[Required task]: Lift every line from the entries that includes the word "image".
---------------
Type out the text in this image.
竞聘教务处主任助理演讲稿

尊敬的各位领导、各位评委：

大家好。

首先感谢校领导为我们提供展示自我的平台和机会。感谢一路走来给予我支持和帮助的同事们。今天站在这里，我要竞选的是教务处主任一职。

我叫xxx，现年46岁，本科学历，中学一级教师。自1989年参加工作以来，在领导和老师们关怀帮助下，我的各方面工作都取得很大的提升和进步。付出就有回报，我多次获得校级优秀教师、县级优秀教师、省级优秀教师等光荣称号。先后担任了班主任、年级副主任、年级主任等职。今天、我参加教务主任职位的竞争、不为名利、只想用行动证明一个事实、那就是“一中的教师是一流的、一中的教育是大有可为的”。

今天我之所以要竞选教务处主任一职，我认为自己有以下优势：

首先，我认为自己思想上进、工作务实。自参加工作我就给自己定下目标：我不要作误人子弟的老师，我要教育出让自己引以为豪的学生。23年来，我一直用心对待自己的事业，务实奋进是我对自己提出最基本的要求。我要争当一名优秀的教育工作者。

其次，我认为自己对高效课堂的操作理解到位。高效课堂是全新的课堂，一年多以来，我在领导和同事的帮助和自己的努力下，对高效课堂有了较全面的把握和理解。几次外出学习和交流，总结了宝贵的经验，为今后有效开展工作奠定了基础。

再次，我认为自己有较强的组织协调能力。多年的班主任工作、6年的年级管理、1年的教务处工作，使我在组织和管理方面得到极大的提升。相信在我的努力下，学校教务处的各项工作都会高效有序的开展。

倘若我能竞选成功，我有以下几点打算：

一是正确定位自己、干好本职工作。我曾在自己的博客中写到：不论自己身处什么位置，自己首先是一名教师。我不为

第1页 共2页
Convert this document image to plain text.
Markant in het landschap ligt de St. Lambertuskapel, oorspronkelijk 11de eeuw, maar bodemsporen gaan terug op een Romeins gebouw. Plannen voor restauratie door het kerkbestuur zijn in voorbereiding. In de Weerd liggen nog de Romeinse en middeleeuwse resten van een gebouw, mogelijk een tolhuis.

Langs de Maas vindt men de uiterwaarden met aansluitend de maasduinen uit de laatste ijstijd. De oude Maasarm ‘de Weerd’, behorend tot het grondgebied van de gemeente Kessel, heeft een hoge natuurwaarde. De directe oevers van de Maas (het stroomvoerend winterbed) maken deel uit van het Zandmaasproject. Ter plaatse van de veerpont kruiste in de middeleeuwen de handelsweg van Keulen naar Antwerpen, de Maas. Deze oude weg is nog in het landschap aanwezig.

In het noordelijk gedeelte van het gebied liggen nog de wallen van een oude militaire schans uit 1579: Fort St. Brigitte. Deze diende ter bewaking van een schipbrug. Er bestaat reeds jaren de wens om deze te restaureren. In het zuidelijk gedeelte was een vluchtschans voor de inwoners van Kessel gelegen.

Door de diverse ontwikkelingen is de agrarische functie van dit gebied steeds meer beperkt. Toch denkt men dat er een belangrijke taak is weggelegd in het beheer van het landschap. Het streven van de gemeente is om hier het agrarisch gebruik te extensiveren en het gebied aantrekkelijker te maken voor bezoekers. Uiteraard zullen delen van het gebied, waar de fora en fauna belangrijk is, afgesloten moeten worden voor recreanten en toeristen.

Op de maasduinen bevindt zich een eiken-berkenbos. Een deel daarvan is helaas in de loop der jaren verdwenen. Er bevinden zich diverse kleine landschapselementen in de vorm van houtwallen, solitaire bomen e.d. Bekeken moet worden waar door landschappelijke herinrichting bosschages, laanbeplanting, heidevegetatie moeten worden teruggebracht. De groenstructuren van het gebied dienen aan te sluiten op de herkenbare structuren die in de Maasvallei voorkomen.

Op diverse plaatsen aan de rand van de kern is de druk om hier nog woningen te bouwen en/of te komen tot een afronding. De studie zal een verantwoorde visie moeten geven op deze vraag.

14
---------------
[Task result]:
Type out the text in this image.
Convert this document image to plain text.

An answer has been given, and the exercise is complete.